→ **EXTRACTED DATA**

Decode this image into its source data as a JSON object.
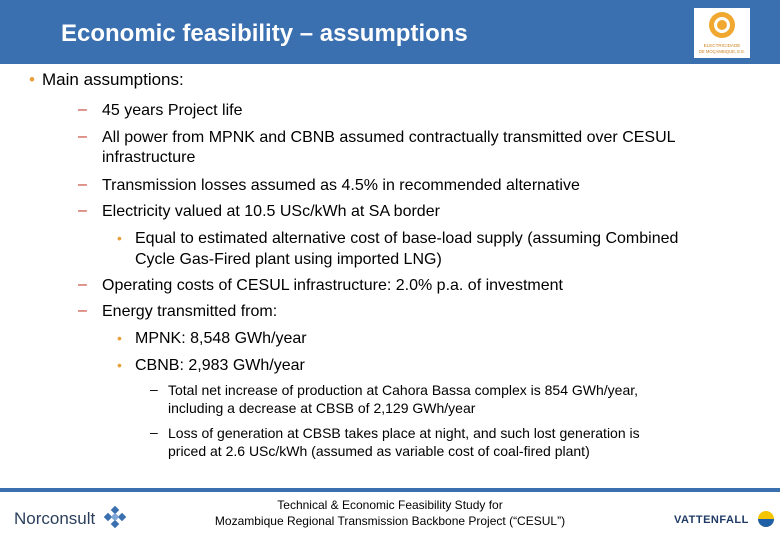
{
  "header": {
    "title": "Economic feasibility – assumptions",
    "logo_text_1": "ELECTRICIDADE",
    "logo_text_2": "DE MOÇAMBIQUE, E.E."
  },
  "content": {
    "main_bullet": "Main assumptions:",
    "items": [
      "45 years Project life",
      "All power from MPNK and CBNB assumed contractually transmitted over CESUL",
      "infrastructure",
      "Transmission losses assumed as 4.5% in recommended alternative",
      "Electricity valued at 10.5 USc/kWh at SA border",
      "Equal to estimated alternative cost of base-load supply (assuming Combined",
      "Cycle Gas-Fired plant using imported LNG)",
      "Operating costs of CESUL infrastructure: 2.0% p.a. of investment",
      "Energy transmitted from:",
      "MPNK: 8,548 GWh/year",
      "CBNB: 2,983 GWh/year",
      "Total net increase of production at Cahora Bassa complex is 854 GWh/year,",
      "including a decrease at CBSB of 2,129 GWh/year",
      "Loss of generation at CBSB takes place at night, and such lost generation is",
      "priced at 2.6 USc/kWh (assumed as variable cost of coal-fired plant)"
    ]
  },
  "footer": {
    "line1": "Technical & Economic Feasibility Study for",
    "line2": "Mozambique Regional Transmission Backbone Project (“CESUL”)",
    "left_logo": "Norconsult",
    "right_logo": "VATTENFALL"
  },
  "colors": {
    "header_bg": "#3a6fb0",
    "bullet_orange": "#e8a13a",
    "dash_red": "#c0392b"
  },
  "icons": [
    "edm-logo-icon",
    "norconsult-logo-icon",
    "vattenfall-logo-icon"
  ]
}
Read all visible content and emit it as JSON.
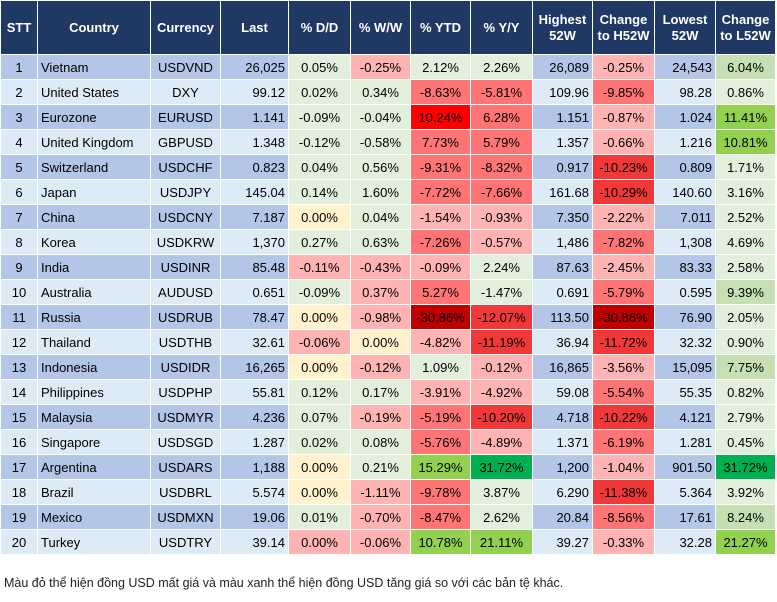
{
  "headers": [
    "STT",
    "Country",
    "Currency",
    "Last",
    "% D/D",
    "% W/W",
    "% YTD",
    "% Y/Y",
    "Highest 52W",
    "Change to H52W",
    "Lowest 52W",
    "Change to L52W"
  ],
  "colors": {
    "header": "#203864",
    "g": "#e2efda",
    "p": "#ffb3b3",
    "m": "#ff7575",
    "s": "#f03838",
    "d": "#c00000",
    "r": "#ff0000",
    "y": "#fff2cc",
    "G1": "#c6e0b4",
    "G2": "#92d050",
    "G3": "#00b050"
  },
  "rows": [
    {
      "stt": "1",
      "country": "Vietnam",
      "currency": "USDVND",
      "last": "26,025",
      "dd": "0.05%",
      "ww": "-0.25%",
      "ytd": "2.12%",
      "yy": "2.26%",
      "high": "26,089",
      "h52": "-0.25%",
      "low": "24,543",
      "l52": "6.04%",
      "fills": [
        "g",
        "p",
        "g",
        "g",
        "p",
        "G1"
      ]
    },
    {
      "stt": "2",
      "country": "United States",
      "currency": "DXY",
      "last": "99.12",
      "dd": "0.02%",
      "ww": "0.34%",
      "ytd": "-8.63%",
      "yy": "-5.81%",
      "high": "109.96",
      "h52": "-9.85%",
      "low": "98.28",
      "l52": "0.86%",
      "fills": [
        "g",
        "g",
        "m",
        "m",
        "m",
        "g"
      ]
    },
    {
      "stt": "3",
      "country": "Eurozone",
      "currency": "EURUSD",
      "last": "1.141",
      "dd": "-0.09%",
      "ww": "-0.04%",
      "ytd": "10.24%",
      "yy": "6.28%",
      "high": "1.151",
      "h52": "-0.87%",
      "low": "1.024",
      "l52": "11.41%",
      "fills": [
        "g",
        "g",
        "r",
        "m",
        "p",
        "G2"
      ]
    },
    {
      "stt": "4",
      "country": "United Kingdom",
      "currency": "GBPUSD",
      "last": "1.348",
      "dd": "-0.12%",
      "ww": "-0.58%",
      "ytd": "7.73%",
      "yy": "5.79%",
      "high": "1.357",
      "h52": "-0.66%",
      "low": "1.216",
      "l52": "10.81%",
      "fills": [
        "g",
        "g",
        "m",
        "m",
        "p",
        "G2"
      ]
    },
    {
      "stt": "5",
      "country": "Switzerland",
      "currency": "USDCHF",
      "last": "0.823",
      "dd": "0.04%",
      "ww": "0.56%",
      "ytd": "-9.31%",
      "yy": "-8.32%",
      "high": "0.917",
      "h52": "-10.23%",
      "low": "0.809",
      "l52": "1.71%",
      "fills": [
        "g",
        "g",
        "m",
        "m",
        "s",
        "g"
      ]
    },
    {
      "stt": "6",
      "country": "Japan",
      "currency": "USDJPY",
      "last": "145.04",
      "dd": "0.14%",
      "ww": "1.60%",
      "ytd": "-7.72%",
      "yy": "-7.66%",
      "high": "161.68",
      "h52": "-10.29%",
      "low": "140.60",
      "l52": "3.16%",
      "fills": [
        "g",
        "g",
        "m",
        "m",
        "s",
        "g"
      ]
    },
    {
      "stt": "7",
      "country": "China",
      "currency": "USDCNY",
      "last": "7.187",
      "dd": "0.00%",
      "ww": "0.04%",
      "ytd": "-1.54%",
      "yy": "-0.93%",
      "high": "7.350",
      "h52": "-2.22%",
      "low": "7.011",
      "l52": "2.52%",
      "fills": [
        "y",
        "g",
        "p",
        "p",
        "p",
        "g"
      ]
    },
    {
      "stt": "8",
      "country": "Korea",
      "currency": "USDKRW",
      "last": "1,370",
      "dd": "0.27%",
      "ww": "0.63%",
      "ytd": "-7.26%",
      "yy": "-0.57%",
      "high": "1,486",
      "h52": "-7.82%",
      "low": "1,308",
      "l52": "4.69%",
      "fills": [
        "g",
        "g",
        "m",
        "p",
        "m",
        "g"
      ]
    },
    {
      "stt": "9",
      "country": "India",
      "currency": "USDINR",
      "last": "85.48",
      "dd": "-0.11%",
      "ww": "-0.43%",
      "ytd": "-0.09%",
      "yy": "2.24%",
      "high": "87.63",
      "h52": "-2.45%",
      "low": "83.33",
      "l52": "2.58%",
      "fills": [
        "p",
        "p",
        "p",
        "g",
        "p",
        "g"
      ]
    },
    {
      "stt": "10",
      "country": "Australia",
      "currency": "AUDUSD",
      "last": "0.651",
      "dd": "-0.09%",
      "ww": "0.37%",
      "ytd": "5.27%",
      "yy": "-1.47%",
      "high": "0.691",
      "h52": "-5.79%",
      "low": "0.595",
      "l52": "9.39%",
      "fills": [
        "g",
        "p",
        "m",
        "g",
        "m",
        "G1"
      ]
    },
    {
      "stt": "11",
      "country": "Russia",
      "currency": "USDRUB",
      "last": "78.47",
      "dd": "0.00%",
      "ww": "-0.98%",
      "ytd": "-30.86%",
      "yy": "-12.07%",
      "high": "113.50",
      "h52": "-30.86%",
      "low": "76.90",
      "l52": "2.05%",
      "fills": [
        "y",
        "p",
        "d",
        "s",
        "d",
        "g"
      ]
    },
    {
      "stt": "12",
      "country": "Thailand",
      "currency": "USDTHB",
      "last": "32.61",
      "dd": "-0.06%",
      "ww": "0.00%",
      "ytd": "-4.82%",
      "yy": "-11.19%",
      "high": "36.94",
      "h52": "-11.72%",
      "low": "32.32",
      "l52": "0.90%",
      "fills": [
        "p",
        "y",
        "p",
        "s",
        "s",
        "g"
      ]
    },
    {
      "stt": "13",
      "country": "Indonesia",
      "currency": "USDIDR",
      "last": "16,265",
      "dd": "0.00%",
      "ww": "-0.12%",
      "ytd": "1.09%",
      "yy": "-0.12%",
      "high": "16,865",
      "h52": "-3.56%",
      "low": "15,095",
      "l52": "7.75%",
      "fills": [
        "y",
        "p",
        "g",
        "p",
        "p",
        "G1"
      ]
    },
    {
      "stt": "14",
      "country": "Philippines",
      "currency": "USDPHP",
      "last": "55.81",
      "dd": "0.12%",
      "ww": "0.17%",
      "ytd": "-3.91%",
      "yy": "-4.92%",
      "high": "59.08",
      "h52": "-5.54%",
      "low": "55.35",
      "l52": "0.82%",
      "fills": [
        "g",
        "g",
        "p",
        "p",
        "m",
        "g"
      ]
    },
    {
      "stt": "15",
      "country": "Malaysia",
      "currency": "USDMYR",
      "last": "4.236",
      "dd": "0.07%",
      "ww": "-0.19%",
      "ytd": "-5.19%",
      "yy": "-10.20%",
      "high": "4.718",
      "h52": "-10.22%",
      "low": "4.121",
      "l52": "2.79%",
      "fills": [
        "g",
        "p",
        "m",
        "s",
        "s",
        "g"
      ]
    },
    {
      "stt": "16",
      "country": "Singapore",
      "currency": "USDSGD",
      "last": "1.287",
      "dd": "0.02%",
      "ww": "0.08%",
      "ytd": "-5.76%",
      "yy": "-4.89%",
      "high": "1.371",
      "h52": "-6.19%",
      "low": "1.281",
      "l52": "0.45%",
      "fills": [
        "g",
        "g",
        "m",
        "p",
        "m",
        "g"
      ]
    },
    {
      "stt": "17",
      "country": "Argentina",
      "currency": "USDARS",
      "last": "1,188",
      "dd": "0.00%",
      "ww": "0.21%",
      "ytd": "15.29%",
      "yy": "31.72%",
      "high": "1,200",
      "h52": "-1.04%",
      "low": "901.50",
      "l52": "31.72%",
      "fills": [
        "y",
        "g",
        "G2",
        "G3",
        "p",
        "G3"
      ]
    },
    {
      "stt": "18",
      "country": "Brazil",
      "currency": "USDBRL",
      "last": "5.574",
      "dd": "0.00%",
      "ww": "-1.11%",
      "ytd": "-9.78%",
      "yy": "3.87%",
      "high": "6.290",
      "h52": "-11.38%",
      "low": "5.364",
      "l52": "3.92%",
      "fills": [
        "y",
        "p",
        "m",
        "g",
        "s",
        "g"
      ]
    },
    {
      "stt": "19",
      "country": "Mexico",
      "currency": "USDMXN",
      "last": "19.06",
      "dd": "0.01%",
      "ww": "-0.70%",
      "ytd": "-8.47%",
      "yy": "2.62%",
      "high": "20.84",
      "h52": "-8.56%",
      "low": "17.61",
      "l52": "8.24%",
      "fills": [
        "g",
        "p",
        "m",
        "g",
        "m",
        "G1"
      ]
    },
    {
      "stt": "20",
      "country": "Turkey",
      "currency": "USDTRY",
      "last": "39.14",
      "dd": "0.00%",
      "ww": "-0.06%",
      "ytd": "10.78%",
      "yy": "21.11%",
      "high": "39.27",
      "h52": "-0.33%",
      "low": "32.28",
      "l52": "21.27%",
      "fills": [
        "p",
        "p",
        "G2",
        "G2",
        "p",
        "G2"
      ]
    }
  ],
  "footnote": "Màu đỏ thể hiện đồng USD mất giá và màu xanh thể hiện đồng USD tăng giá so với các bản tệ khác."
}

→ **SET EXERCISE**
Sift through the entries and copy every line with "transmitted".

→ **CORRECT RESULT**
      "All power from MPNK and CBNB assumed contractually transmitted over CESUL",
      "Energy transmitted from:",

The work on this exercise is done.